**GOAL OF THE EXERCISE:**
Every line below that holds the string "dampened" should be copied out.

**TASK INPUTS:**
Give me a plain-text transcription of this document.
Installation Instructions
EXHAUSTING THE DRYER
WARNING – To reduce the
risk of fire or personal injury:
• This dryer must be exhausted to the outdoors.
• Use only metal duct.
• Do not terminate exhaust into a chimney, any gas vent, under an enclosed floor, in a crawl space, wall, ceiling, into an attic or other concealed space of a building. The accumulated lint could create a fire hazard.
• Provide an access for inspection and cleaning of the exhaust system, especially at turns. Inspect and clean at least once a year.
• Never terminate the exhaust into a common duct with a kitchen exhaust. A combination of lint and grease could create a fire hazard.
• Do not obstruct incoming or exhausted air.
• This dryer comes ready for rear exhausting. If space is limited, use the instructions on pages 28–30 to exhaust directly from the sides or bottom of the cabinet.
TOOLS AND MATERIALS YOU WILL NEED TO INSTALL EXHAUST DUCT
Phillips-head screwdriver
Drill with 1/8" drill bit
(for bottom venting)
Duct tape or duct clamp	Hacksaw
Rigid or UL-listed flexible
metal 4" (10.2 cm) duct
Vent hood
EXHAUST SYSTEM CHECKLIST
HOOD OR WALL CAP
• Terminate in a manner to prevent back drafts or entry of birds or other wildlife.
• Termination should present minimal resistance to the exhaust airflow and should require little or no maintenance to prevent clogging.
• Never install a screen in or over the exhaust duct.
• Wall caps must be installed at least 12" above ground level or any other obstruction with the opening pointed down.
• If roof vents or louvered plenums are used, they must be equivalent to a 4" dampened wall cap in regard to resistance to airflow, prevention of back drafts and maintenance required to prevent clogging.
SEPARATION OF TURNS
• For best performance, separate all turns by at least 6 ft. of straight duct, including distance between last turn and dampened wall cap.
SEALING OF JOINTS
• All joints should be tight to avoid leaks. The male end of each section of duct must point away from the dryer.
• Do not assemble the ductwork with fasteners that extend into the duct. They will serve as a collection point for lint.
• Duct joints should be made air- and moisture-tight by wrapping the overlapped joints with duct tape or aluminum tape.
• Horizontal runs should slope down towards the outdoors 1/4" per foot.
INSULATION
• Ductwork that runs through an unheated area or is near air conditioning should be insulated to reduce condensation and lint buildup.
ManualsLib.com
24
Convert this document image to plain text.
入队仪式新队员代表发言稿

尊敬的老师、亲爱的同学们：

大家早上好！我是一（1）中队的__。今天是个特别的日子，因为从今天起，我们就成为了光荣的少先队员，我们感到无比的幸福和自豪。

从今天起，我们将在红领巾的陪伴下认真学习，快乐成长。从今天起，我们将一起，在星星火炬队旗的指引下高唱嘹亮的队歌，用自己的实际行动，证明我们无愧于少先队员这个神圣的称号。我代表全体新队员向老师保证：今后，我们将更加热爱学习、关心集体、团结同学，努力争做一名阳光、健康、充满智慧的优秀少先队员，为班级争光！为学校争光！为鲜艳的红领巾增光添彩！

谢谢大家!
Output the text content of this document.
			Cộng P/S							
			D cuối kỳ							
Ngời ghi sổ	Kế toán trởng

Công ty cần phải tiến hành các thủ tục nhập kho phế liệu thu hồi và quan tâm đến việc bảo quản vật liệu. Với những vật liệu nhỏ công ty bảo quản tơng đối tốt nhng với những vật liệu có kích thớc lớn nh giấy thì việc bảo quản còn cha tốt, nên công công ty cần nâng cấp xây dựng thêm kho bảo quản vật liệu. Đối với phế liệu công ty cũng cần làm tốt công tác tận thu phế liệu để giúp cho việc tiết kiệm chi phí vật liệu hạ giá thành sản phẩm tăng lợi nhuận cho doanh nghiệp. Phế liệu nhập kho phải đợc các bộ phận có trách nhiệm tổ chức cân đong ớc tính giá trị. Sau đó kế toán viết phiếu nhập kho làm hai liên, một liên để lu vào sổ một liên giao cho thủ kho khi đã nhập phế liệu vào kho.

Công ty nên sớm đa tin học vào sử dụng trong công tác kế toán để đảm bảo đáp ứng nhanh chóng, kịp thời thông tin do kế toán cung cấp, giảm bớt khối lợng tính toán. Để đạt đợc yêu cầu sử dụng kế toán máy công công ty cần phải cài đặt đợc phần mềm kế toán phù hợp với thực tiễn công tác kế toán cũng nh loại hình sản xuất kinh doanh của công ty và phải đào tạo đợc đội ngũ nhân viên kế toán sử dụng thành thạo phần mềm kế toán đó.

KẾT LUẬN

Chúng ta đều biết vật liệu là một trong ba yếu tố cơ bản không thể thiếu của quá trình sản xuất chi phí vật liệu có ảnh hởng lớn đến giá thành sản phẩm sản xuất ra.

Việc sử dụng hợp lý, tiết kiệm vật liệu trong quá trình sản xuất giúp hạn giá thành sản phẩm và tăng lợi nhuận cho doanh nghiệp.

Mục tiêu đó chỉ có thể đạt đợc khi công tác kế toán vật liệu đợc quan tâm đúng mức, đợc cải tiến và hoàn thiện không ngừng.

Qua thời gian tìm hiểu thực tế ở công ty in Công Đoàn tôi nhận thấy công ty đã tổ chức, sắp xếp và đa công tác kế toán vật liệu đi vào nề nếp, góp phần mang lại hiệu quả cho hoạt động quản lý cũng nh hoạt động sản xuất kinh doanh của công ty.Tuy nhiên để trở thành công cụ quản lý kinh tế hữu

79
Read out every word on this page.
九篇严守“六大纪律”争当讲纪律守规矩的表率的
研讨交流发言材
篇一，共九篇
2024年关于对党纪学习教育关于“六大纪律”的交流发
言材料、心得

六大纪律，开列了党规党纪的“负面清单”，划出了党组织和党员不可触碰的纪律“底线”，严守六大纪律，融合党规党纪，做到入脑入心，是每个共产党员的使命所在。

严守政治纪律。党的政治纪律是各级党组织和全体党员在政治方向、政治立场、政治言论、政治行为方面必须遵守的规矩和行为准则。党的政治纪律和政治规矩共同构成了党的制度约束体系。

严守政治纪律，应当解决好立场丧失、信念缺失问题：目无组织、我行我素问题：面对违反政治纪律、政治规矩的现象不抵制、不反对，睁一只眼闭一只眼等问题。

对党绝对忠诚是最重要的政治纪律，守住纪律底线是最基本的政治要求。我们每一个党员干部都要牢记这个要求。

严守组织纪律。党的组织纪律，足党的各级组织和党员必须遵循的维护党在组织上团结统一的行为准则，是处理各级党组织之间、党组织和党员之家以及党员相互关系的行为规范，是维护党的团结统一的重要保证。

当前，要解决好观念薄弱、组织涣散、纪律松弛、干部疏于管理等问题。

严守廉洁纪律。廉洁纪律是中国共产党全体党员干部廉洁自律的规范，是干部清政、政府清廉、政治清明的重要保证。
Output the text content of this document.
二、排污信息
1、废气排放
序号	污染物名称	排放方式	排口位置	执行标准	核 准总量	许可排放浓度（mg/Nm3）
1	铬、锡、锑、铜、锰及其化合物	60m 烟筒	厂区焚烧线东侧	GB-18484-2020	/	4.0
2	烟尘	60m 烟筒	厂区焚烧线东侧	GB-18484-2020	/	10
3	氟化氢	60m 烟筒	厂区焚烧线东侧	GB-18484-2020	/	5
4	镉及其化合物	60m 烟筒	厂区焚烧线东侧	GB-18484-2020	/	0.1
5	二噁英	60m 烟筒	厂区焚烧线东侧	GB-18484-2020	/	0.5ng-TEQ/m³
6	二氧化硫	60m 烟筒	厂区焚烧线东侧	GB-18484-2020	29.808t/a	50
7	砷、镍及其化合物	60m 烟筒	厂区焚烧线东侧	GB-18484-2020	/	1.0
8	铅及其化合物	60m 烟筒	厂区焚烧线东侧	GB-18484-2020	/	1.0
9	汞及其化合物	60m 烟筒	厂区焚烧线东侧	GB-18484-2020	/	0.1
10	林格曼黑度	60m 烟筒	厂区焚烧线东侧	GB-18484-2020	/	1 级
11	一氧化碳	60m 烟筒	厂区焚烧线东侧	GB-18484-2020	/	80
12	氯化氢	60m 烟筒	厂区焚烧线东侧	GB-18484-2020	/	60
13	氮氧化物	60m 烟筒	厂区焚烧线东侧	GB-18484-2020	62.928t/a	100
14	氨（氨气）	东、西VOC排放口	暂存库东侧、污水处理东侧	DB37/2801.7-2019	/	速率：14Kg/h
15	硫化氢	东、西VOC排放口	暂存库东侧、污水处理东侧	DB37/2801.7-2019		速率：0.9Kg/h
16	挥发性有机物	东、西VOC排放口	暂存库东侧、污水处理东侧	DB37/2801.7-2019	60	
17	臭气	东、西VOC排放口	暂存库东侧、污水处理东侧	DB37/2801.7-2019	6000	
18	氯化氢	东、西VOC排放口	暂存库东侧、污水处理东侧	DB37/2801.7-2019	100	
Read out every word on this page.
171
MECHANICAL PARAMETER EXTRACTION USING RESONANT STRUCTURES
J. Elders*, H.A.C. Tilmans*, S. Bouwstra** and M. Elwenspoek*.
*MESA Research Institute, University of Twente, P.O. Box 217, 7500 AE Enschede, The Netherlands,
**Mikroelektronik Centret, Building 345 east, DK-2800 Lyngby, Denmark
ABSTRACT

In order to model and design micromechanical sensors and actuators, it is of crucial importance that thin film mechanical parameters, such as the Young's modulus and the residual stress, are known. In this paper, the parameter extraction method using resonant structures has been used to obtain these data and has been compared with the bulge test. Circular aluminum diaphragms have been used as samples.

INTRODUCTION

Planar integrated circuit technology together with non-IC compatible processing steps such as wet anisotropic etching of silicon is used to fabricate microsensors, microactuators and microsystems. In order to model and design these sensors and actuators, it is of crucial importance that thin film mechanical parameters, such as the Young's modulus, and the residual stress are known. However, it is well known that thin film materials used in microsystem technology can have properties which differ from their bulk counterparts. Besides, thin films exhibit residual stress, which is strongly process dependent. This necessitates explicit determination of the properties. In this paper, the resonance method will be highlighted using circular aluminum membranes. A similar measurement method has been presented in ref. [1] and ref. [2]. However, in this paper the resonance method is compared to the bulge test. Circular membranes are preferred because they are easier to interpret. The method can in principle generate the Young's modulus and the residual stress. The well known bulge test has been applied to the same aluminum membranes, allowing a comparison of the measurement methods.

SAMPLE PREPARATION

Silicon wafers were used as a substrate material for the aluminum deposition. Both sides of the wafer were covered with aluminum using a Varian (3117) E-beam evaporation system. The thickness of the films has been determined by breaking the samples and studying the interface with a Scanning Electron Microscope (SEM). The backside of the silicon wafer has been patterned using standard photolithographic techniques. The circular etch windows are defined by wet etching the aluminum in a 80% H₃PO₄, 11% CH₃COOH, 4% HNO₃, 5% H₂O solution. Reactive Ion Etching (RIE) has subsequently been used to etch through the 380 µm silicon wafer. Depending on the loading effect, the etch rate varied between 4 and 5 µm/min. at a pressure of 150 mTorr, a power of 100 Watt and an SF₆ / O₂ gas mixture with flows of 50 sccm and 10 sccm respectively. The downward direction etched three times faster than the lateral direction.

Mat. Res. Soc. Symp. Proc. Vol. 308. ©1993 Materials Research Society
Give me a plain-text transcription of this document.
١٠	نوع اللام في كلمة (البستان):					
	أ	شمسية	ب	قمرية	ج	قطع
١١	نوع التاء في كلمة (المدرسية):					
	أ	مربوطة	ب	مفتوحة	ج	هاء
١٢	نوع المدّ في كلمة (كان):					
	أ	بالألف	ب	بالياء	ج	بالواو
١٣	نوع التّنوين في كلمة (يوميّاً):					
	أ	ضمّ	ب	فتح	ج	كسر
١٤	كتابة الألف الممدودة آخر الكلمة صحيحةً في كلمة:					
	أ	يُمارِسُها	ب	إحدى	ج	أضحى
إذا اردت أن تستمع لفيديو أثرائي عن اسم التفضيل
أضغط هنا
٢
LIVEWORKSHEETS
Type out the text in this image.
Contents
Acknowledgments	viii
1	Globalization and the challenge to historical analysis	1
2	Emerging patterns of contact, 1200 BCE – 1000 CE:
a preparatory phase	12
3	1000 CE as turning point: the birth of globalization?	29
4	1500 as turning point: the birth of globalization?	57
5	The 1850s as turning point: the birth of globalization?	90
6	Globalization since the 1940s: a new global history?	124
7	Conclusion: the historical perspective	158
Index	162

**REPLY TO THE TASK:**
• If roof vents or louvered plenums are used, they must be equivalent to a 4" dampened wall cap in regard to resistance to airflow, prevention of back drafts and maintenance required to prevent clogging.
• For best performance, separate all turns by at least 6 ft. of straight duct, including distance between last turn and dampened wall cap.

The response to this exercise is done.